◆ SHORT EXERCISE ◆
Write out the data below in full. Keep it exact.
------ RECORDS ------
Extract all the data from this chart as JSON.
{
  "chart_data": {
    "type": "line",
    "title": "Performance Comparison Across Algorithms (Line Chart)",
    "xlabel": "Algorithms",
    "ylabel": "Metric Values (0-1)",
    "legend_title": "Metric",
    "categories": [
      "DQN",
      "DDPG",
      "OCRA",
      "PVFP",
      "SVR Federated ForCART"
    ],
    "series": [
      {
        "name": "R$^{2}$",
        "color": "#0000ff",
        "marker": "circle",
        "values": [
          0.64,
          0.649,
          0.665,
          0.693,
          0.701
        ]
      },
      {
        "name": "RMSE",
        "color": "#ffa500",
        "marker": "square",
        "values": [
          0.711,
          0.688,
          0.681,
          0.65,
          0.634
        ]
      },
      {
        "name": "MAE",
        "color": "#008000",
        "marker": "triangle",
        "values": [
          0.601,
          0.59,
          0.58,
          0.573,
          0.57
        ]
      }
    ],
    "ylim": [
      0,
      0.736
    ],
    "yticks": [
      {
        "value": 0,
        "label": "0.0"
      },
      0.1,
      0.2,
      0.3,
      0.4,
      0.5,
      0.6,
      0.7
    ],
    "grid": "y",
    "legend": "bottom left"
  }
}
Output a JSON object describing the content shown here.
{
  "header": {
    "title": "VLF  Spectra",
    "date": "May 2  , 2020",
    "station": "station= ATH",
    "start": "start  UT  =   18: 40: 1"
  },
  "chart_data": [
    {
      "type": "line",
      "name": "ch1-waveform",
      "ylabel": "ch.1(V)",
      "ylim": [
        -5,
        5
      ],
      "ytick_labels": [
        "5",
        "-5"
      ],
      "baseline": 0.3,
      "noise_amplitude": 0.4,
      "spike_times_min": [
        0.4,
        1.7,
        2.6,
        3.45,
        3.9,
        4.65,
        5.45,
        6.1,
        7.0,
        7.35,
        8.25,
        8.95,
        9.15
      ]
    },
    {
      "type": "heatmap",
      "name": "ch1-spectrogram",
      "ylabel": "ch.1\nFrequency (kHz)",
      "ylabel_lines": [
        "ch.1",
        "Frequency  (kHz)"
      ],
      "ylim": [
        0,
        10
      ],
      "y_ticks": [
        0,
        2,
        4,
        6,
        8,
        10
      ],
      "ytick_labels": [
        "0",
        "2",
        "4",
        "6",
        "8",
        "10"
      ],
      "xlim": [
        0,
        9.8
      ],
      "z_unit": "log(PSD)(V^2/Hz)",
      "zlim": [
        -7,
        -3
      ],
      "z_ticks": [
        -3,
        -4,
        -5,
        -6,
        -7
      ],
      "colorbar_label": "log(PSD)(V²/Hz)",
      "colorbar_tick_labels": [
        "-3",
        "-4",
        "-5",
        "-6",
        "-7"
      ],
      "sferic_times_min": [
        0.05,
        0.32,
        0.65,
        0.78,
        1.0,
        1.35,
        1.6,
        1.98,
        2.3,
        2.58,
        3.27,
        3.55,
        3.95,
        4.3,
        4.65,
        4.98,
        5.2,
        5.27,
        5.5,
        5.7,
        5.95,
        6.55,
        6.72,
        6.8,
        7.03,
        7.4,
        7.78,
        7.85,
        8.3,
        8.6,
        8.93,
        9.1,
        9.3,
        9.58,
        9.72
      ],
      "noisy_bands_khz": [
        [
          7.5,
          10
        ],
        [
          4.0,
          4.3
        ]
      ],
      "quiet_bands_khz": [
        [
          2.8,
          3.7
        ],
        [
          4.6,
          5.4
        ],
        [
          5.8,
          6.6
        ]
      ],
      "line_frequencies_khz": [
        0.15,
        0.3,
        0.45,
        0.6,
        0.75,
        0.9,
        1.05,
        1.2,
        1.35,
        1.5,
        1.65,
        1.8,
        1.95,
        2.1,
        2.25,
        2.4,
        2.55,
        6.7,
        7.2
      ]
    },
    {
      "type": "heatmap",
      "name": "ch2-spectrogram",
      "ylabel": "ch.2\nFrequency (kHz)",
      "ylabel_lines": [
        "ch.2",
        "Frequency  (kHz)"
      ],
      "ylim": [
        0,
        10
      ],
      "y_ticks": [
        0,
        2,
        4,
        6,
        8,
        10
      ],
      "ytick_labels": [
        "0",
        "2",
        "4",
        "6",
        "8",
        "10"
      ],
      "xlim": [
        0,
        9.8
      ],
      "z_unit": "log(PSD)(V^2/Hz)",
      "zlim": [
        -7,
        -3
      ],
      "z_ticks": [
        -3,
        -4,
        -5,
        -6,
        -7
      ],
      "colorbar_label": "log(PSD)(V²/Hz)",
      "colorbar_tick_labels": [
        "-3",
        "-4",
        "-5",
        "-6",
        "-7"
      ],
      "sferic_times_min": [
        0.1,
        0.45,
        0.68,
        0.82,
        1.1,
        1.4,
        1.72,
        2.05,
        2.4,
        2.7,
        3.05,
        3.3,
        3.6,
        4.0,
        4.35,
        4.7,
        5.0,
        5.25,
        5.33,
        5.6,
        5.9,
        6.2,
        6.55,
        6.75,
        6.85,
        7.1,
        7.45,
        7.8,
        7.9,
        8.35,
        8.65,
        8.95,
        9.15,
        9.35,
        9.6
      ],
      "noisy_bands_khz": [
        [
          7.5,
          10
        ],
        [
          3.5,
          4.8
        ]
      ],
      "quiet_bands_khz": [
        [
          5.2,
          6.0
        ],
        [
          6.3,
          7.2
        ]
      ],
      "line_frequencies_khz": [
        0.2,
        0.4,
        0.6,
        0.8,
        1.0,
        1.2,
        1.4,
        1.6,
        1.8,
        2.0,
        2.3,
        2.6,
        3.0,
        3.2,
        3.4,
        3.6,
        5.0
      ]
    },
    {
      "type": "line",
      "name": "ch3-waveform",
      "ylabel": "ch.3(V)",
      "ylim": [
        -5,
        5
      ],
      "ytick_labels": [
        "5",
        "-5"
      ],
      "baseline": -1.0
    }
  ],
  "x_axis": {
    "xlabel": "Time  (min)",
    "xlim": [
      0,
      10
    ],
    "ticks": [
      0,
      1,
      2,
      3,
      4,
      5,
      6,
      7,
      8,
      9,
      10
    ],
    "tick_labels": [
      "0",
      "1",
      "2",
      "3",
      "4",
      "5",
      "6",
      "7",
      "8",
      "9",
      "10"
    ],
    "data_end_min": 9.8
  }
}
------
◆ ANSWER TO THIS TASK ◆
Extract all the data from this chart as JSON.
{
  "chart_data": {
    "type": "line",
    "title": "Performance Comparison Across Algorithms (Line Chart)",
    "xlabel": "Algorithms",
    "ylabel": "Metric Values (0-1)",
    "legend_title": "Metric",
    "categories": [
      "DQN",
      "DDPG",
      "OCRA",
      "PVFP",
      "SVR Federated ForCART"
    ],
    "series": [
      {
        "name": "R$^{2}$",
        "color": "#0000ff",
        "marker": "circle",
        "values": [
          0.64,
          0.649,
          0.665,
          0.693,
          0.701
        ]
      },
      {
        "name": "RMSE",
        "color": "#ffa500",
        "marker": "square",
        "values": [
          0.711,
          0.688,
          0.681,
          0.65,
          0.634
        ]
      },
      {
        "name": "MAE",
        "color": "#008000",
        "marker": "triangle",
        "values": [
          0.601,
          0.59,
          0.58,
          0.573,
          0.57
        ]
      }
    ],
    "ylim": [
      0,
      0.736
    ],
    "yticks": [
      {
        "value": 0,
        "label": "0.0"
      },
      0.1,
      0.2,
      0.3,
      0.4,
      0.5,
      0.6,
      0.7
    ],
    "grid": "y",
    "legend": "bottom left"
  }
}
Output a JSON object describing the content shown here.
{
  "header": {
    "title": "VLF  Spectra",
    "date": "May 2  , 2020",
    "station": "station= ATH",
    "start": "start  UT  =   18: 40: 1"
  },
  "chart_data": [
    {
      "type": "line",
      "name": "ch1-waveform",
      "ylabel": "ch.1(V)",
      "ylim": [
        -5,
        5
      ],
      "ytick_labels": [
        "5",
        "-5"
      ],
      "baseline": 0.3,
      "noise_amplitude": 0.4,
      "spike_times_min": [
        0.4,
        1.7,
        2.6,
        3.45,
        3.9,
        4.65,
        5.45,
        6.1,
        7.0,
        7.35,
        8.25,
        8.95,
        9.15
      ]
    },
    {
      "type": "heatmap",
      "name": "ch1-spectrogram",
      "ylabel": "ch.1\nFrequency (kHz)",
      "ylabel_lines": [
        "ch.1",
        "Frequency  (kHz)"
      ],
      "ylim": [
        0,
        10
      ],
      "y_ticks": [
        0,
        2,
        4,
        6,
        8,
        10
      ],
      "ytick_labels": [
        "0",
        "2",
        "4",
        "6",
        "8",
        "10"
      ],
      "xlim": [
        0,
        9.8
      ],
      "z_unit": "log(PSD)(V^2/Hz)",
      "zlim": [
        -7,
        -3
      ],
      "z_ticks": [
        -3,
        -4,
        -5,
        -6,
        -7
      ],
      "colorbar_label": "log(PSD)(V²/Hz)",
      "colorbar_tick_labels": [
        "-3",
        "-4",
        "-5",
        "-6",
        "-7"
      ],
      "sferic_times_min": [
        0.05,
        0.32,
        0.65,
        0.78,
        1.0,
        1.35,
        1.6,
        1.98,
        2.3,
        2.58,
        3.27,
        3.55,
        3.95,
        4.3,
        4.65,
        4.98,
        5.2,
        5.27,
        5.5,
        5.7,
        5.95,
        6.55,
        6.72,
        6.8,
        7.03,
        7.4,
        7.78,
        7.85,
        8.3,
        8.6,
        8.93,
        9.1,
        9.3,
        9.58,
        9.72
      ],
      "noisy_bands_khz": [
        [
          7.5,
          10
        ],
        [
          4.0,
          4.3
        ]
      ],
      "quiet_bands_khz": [
        [
          2.8,
          3.7
        ],
        [
          4.6,
          5.4
        ],
        [
          5.8,
          6.6
        ]
      ],
      "line_frequencies_khz": [
        0.15,
        0.3,
        0.45,
        0.6,
        0.75,
        0.9,
        1.05,
        1.2,
        1.35,
        1.5,
        1.65,
        1.8,
        1.95,
        2.1,
        2.25,
        2.4,
        2.55,
        6.7,
        7.2
      ]
    },
    {
      "type": "heatmap",
      "name": "ch2-spectrogram",
      "ylabel": "ch.2\nFrequency (kHz)",
      "ylabel_lines": [
        "ch.2",
        "Frequency  (kHz)"
      ],
      "ylim": [
        0,
        10
      ],
      "y_ticks": [
        0,
        2,
        4,
        6,
        8,
        10
      ],
      "ytick_labels": [
        "0",
        "2",
        "4",
        "6",
        "8",
        "10"
      ],
      "xlim": [
        0,
        9.8
      ],
      "z_unit": "log(PSD)(V^2/Hz)",
      "zlim": [
        -7,
        -3
      ],
      "z_ticks": [
        -3,
        -4,
        -5,
        -6,
        -7
      ],
      "colorbar_label": "log(PSD)(V²/Hz)",
      "colorbar_tick_labels": [
        "-3",
        "-4",
        "-5",
        "-6",
        "-7"
      ],
      "sferic_times_min": [
        0.1,
        0.45,
        0.68,
        0.82,
        1.1,
        1.4,
        1.72,
        2.05,
        2.4,
        2.7,
        3.05,
        3.3,
        3.6,
        4.0,
        4.35,
        4.7,
        5.0,
        5.25,
        5.33,
        5.6,
        5.9,
        6.2,
        6.55,
        6.75,
        6.85,
        7.1,
        7.45,
        7.8,
        7.9,
        8.35,
        8.65,
        8.95,
        9.15,
        9.35,
        9.6
      ],
      "noisy_bands_khz": [
        [
          7.5,
          10
        ],
        [
          3.5,
          4.8
        ]
      ],
      "quiet_bands_khz": [
        [
          5.2,
          6.0
        ],
        [
          6.3,
          7.2
        ]
      ],
      "line_frequencies_khz": [
        0.2,
        0.4,
        0.6,
        0.8,
        1.0,
        1.2,
        1.4,
        1.6,
        1.8,
        2.0,
        2.3,
        2.6,
        3.0,
        3.2,
        3.4,
        3.6,
        5.0
      ]
    },
    {
      "type": "line",
      "name": "ch3-waveform",
      "ylabel": "ch.3(V)",
      "ylim": [
        -5,
        5
      ],
      "ytick_labels": [
        "5",
        "-5"
      ],
      "baseline": -1.0
    }
  ],
  "x_axis": {
    "xlabel": "Time  (min)",
    "xlim": [
      0,
      10
    ],
    "ticks": [
      0,
      1,
      2,
      3,
      4,
      5,
      6,
      7,
      8,
      9,
      10
    ],
    "tick_labels": [
      "0",
      "1",
      "2",
      "3",
      "4",
      "5",
      "6",
      "7",
      "8",
      "9",
      "10"
    ],
    "data_end_min": 9.8
  }
}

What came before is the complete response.